*** INFORMATION SUPPLIED
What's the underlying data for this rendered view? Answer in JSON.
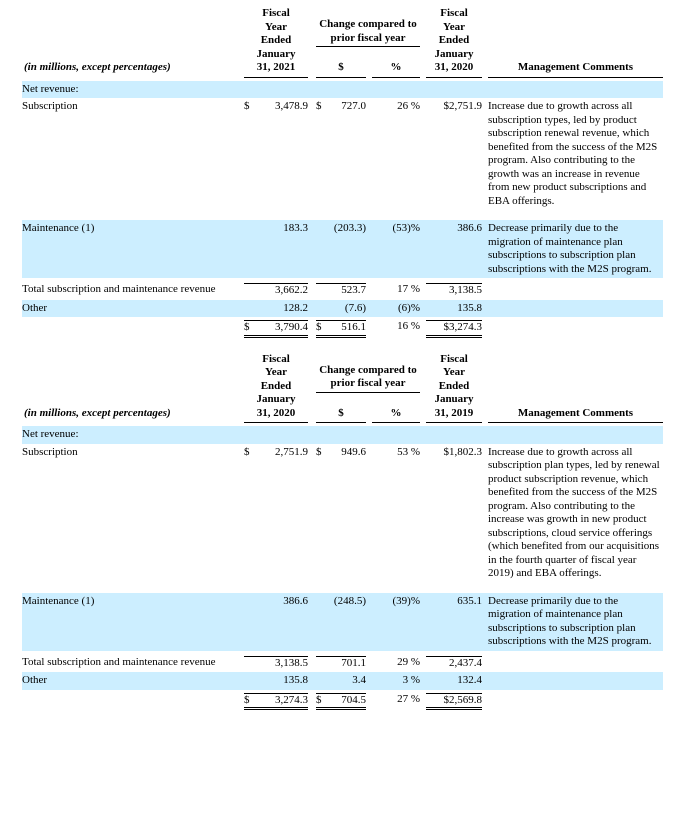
{
  "colors": {
    "highlight_band": "#cceeff",
    "text": "#000000",
    "rule": "#000000"
  },
  "tables": [
    {
      "header": {
        "meta_label": "(in millions, except percentages)",
        "fy_current": "Fiscal\nYear\nEnded\nJanuary\n31, 2021",
        "change_label": "Change compared to\nprior fiscal year",
        "change_dollar": "$",
        "change_pct": "%",
        "fy_prior": "Fiscal\nYear\nEnded\nJanuary\n31, 2020",
        "mgmt": "Management Comments"
      },
      "section_label": "Net revenue:",
      "rows": [
        {
          "label": "Subscription",
          "cur1": "$",
          "val1": "3,478.9",
          "cur2": "$",
          "val2": "727.0",
          "pct": "26 %",
          "cur3": "$",
          "val3": "2,751.9",
          "comment": "Increase due to growth across all subscription types, led by product subscription renewal revenue, which benefited from the success of the M2S program. Also contributing to the growth was an increase in revenue from new product subscriptions and EBA offerings."
        },
        {
          "label": "Maintenance (1)",
          "val1": "183.3",
          "val2": "(203.3)",
          "pct": "(53)%",
          "val3": "386.6",
          "comment": "Decrease primarily due to the migration of maintenance plan subscriptions to subscription plan subscriptions with the M2S program."
        },
        {
          "label": "Total subscription and maintenance revenue",
          "val1": "3,662.2",
          "val2": "523.7",
          "pct": "17 %",
          "val3": "3,138.5"
        },
        {
          "label": "Other",
          "val1": "128.2",
          "val2": "(7.6)",
          "pct": "(6)%",
          "val3": "135.8"
        },
        {
          "cur1": "$",
          "val1": "3,790.4",
          "cur2": "$",
          "val2": "516.1",
          "pct": "16 %",
          "cur3": "$",
          "val3": "3,274.3"
        }
      ]
    },
    {
      "header": {
        "meta_label": "(in millions, except percentages)",
        "fy_current": "Fiscal\nYear\nEnded\nJanuary\n31, 2020",
        "change_label": "Change compared to\nprior fiscal year",
        "change_dollar": "$",
        "change_pct": "%",
        "fy_prior": "Fiscal\nYear\nEnded\nJanuary\n31, 2019",
        "mgmt": "Management Comments"
      },
      "section_label": "Net revenue:",
      "rows": [
        {
          "label": "Subscription",
          "cur1": "$",
          "val1": "2,751.9",
          "cur2": "$",
          "val2": "949.6",
          "pct": "53 %",
          "cur3": "$",
          "val3": "1,802.3",
          "comment": "Increase due to growth across all subscription plan types, led by renewal product subscription revenue, which benefited from the success of the M2S program. Also contributing to the increase was growth in new product subscriptions, cloud service offerings (which benefited from our acquisitions in the fourth quarter of fiscal year 2019) and EBA offerings."
        },
        {
          "label": "Maintenance (1)",
          "val1": "386.6",
          "val2": "(248.5)",
          "pct": "(39)%",
          "val3": "635.1",
          "comment": "Decrease primarily due to the migration of maintenance plan subscriptions to subscription plan subscriptions with the M2S program."
        },
        {
          "label": "Total subscription and maintenance revenue",
          "val1": "3,138.5",
          "val2": "701.1",
          "pct": "29 %",
          "val3": "2,437.4"
        },
        {
          "label": "Other",
          "val1": "135.8",
          "val2": "3.4",
          "pct": "3 %",
          "val3": "132.4"
        },
        {
          "cur1": "$",
          "val1": "3,274.3",
          "cur2": "$",
          "val2": "704.5",
          "pct": "27 %",
          "cur3": "$",
          "val3": "2,569.8"
        }
      ]
    }
  ]
}
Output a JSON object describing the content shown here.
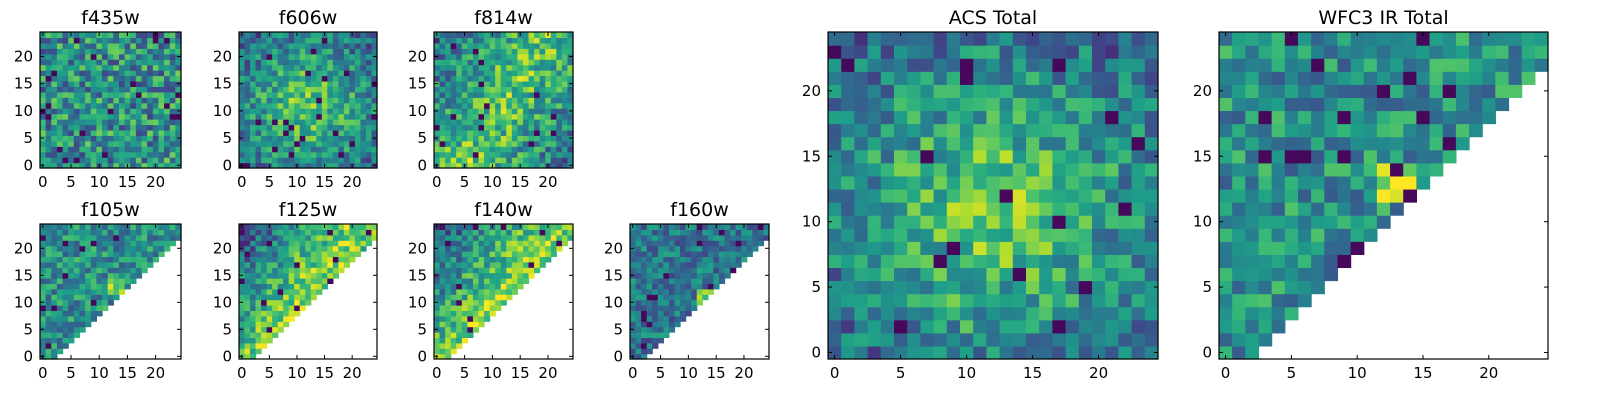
******
Set down the material exactly, every line of it, except for the pictures.

What's the underlying data for this rendered view? Answer in JSON.
{
  "colors": {
    "highlight_band": "#cceeff",
    "text": "#000000",
    "rule": "#000000"
  },
  "tables": [
    {
      "header": {
        "meta_label": "(in millions, except percentages)",
        "fy_current": "Fiscal\nYear\nEnded\nJanuary\n31, 2021",
        "change_label": "Change compared to\nprior fiscal year",
        "change_dollar": "$",
        "change_pct": "%",
        "fy_prior": "Fiscal\nYear\nEnded\nJanuary\n31, 2020",
        "mgmt": "Management Comments"
      },
      "section_label": "Net revenue:",
      "rows": [
        {
          "label": "Subscription",
          "cur1": "$",
          "val1": "3,478.9",
          "cur2": "$",
          "val2": "727.0",
          "pct": "26 %",
          "cur3": "$",
          "val3": "2,751.9",
          "comment": "Increase due to growth across all subscription types, led by product subscription renewal revenue, which benefited from the success of the M2S program. Also contributing to the growth was an increase in revenue from new product subscriptions and EBA offerings."
        },
        {
          "label": "Maintenance (1)",
          "val1": "183.3",
          "val2": "(203.3)",
          "pct": "(53)%",
          "val3": "386.6",
          "comment": "Decrease primarily due to the migration of maintenance plan subscriptions to subscription plan subscriptions with the M2S program."
        },
        {
          "label": "Total subscription and maintenance revenue",
          "val1": "3,662.2",
          "val2": "523.7",
          "pct": "17 %",
          "val3": "3,138.5"
        },
        {
          "label": "Other",
          "val1": "128.2",
          "val2": "(7.6)",
          "pct": "(6)%",
          "val3": "135.8"
        },
        {
          "cur1": "$",
          "val1": "3,790.4",
          "cur2": "$",
          "val2": "516.1",
          "pct": "16 %",
          "cur3": "$",
          "val3": "3,274.3"
        }
      ]
    },
    {
      "header": {
        "meta_label": "(in millions, except percentages)",
        "fy_current": "Fiscal\nYear\nEnded\nJanuary\n31, 2020",
        "change_label": "Change compared to\nprior fiscal year",
        "change_dollar": "$",
        "change_pct": "%",
        "fy_prior": "Fiscal\nYear\nEnded\nJanuary\n31, 2019",
        "mgmt": "Management Comments"
      },
      "section_label": "Net revenue:",
      "rows": [
        {
          "label": "Subscription",
          "cur1": "$",
          "val1": "2,751.9",
          "cur2": "$",
          "val2": "949.6",
          "pct": "53 %",
          "cur3": "$",
          "val3": "1,802.3",
          "comment": "Increase due to growth across all subscription plan types, led by renewal product subscription revenue, which benefited from the success of the M2S program. Also contributing to the increase was growth in new product subscriptions, cloud service offerings (which benefited from our acquisitions in the fourth quarter of fiscal year 2019) and EBA offerings."
        },
        {
          "label": "Maintenance (1)",
          "val1": "386.6",
          "val2": "(248.5)",
          "pct": "(39)%",
          "val3": "635.1",
          "comment": "Decrease primarily due to the migration of maintenance plan subscriptions to subscription plan subscriptions with the M2S program."
        },
        {
          "label": "Total subscription and maintenance revenue",
          "val1": "3,138.5",
          "val2": "701.1",
          "pct": "29 %",
          "val3": "2,437.4"
        },
        {
          "label": "Other",
          "val1": "135.8",
          "val2": "3.4",
          "pct": "3 %",
          "val3": "132.4"
        },
        {
          "cur1": "$",
          "val1": "3,274.3",
          "cur2": "$",
          "val2": "704.5",
          "pct": "27 %",
          "cur3": "$",
          "val3": "2,569.8"
        }
      ]
    }
  ]
}
Output a JSON object describing the content shown here.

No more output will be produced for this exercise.